- _Task goal_
Extract from the listing each line in which the word "Geography" appears.

- _Supplied entries_
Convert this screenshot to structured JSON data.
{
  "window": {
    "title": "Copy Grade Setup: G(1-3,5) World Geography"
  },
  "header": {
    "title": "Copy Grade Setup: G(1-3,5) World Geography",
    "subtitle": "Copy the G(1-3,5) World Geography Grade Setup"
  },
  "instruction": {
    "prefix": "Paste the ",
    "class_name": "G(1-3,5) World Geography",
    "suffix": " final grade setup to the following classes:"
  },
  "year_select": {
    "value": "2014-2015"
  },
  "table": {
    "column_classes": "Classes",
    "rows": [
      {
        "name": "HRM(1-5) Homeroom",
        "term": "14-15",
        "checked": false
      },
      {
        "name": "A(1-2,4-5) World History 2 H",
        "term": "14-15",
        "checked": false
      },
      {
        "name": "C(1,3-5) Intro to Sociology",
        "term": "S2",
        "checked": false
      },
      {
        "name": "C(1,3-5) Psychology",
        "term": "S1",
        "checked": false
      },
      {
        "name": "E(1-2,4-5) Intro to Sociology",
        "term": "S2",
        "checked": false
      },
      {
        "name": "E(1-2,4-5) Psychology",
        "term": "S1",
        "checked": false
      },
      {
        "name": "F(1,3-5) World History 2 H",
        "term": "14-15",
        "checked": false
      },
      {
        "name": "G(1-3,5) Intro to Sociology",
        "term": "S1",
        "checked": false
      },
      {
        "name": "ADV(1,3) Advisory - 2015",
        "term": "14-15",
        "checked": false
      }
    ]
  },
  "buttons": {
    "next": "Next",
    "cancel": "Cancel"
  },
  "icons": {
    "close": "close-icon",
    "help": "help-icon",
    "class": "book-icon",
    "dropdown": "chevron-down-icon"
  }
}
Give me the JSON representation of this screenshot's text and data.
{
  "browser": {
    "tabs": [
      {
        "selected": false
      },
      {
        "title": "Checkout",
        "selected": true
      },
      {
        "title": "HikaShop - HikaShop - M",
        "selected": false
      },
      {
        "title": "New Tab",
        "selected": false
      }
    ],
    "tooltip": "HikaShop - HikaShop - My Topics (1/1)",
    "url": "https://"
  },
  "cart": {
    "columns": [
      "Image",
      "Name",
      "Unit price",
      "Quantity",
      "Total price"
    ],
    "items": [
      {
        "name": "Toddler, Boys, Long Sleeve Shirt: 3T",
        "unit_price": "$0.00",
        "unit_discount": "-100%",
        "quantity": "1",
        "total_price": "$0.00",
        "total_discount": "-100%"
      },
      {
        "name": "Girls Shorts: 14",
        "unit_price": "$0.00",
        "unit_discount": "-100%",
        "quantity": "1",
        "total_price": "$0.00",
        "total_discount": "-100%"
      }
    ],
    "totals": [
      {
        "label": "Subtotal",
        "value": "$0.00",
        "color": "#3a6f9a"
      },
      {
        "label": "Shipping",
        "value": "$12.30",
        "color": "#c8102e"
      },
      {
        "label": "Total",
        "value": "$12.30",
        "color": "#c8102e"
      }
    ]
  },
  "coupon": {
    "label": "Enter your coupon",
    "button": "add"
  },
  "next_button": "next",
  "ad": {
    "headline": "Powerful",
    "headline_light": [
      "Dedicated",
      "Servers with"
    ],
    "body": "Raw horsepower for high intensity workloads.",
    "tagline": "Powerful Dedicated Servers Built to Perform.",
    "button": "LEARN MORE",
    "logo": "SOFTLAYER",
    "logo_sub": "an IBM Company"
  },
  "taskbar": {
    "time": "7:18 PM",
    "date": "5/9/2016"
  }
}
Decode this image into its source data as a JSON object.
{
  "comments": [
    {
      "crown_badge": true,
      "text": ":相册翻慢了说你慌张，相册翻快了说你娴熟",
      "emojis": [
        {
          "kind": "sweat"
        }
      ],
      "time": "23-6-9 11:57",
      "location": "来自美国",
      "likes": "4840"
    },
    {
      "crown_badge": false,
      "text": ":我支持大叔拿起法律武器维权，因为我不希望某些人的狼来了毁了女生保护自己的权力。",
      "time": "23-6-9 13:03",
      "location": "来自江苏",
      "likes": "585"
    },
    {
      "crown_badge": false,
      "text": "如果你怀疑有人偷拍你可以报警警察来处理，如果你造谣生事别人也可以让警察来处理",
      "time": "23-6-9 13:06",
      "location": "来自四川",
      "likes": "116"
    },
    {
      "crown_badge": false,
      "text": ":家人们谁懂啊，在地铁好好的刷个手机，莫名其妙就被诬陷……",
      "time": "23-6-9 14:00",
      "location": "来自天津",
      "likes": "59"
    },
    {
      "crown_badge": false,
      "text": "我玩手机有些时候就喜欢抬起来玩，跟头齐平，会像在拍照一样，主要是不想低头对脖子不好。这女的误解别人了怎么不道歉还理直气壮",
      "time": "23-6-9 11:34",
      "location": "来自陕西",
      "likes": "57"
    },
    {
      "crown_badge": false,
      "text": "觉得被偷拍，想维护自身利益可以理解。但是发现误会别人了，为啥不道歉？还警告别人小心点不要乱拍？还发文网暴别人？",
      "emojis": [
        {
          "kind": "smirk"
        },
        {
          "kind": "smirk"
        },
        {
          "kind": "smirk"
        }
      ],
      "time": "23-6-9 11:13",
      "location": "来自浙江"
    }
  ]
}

- _Complete output_
    "title": "Copy Grade Setup: G(1-3,5) World Geography"
    "title": "Copy Grade Setup: G(1-3,5) World Geography",
    "subtitle": "Copy the G(1-3,5) World Geography Grade Setup"
    "class_name": "G(1-3,5) World Geography",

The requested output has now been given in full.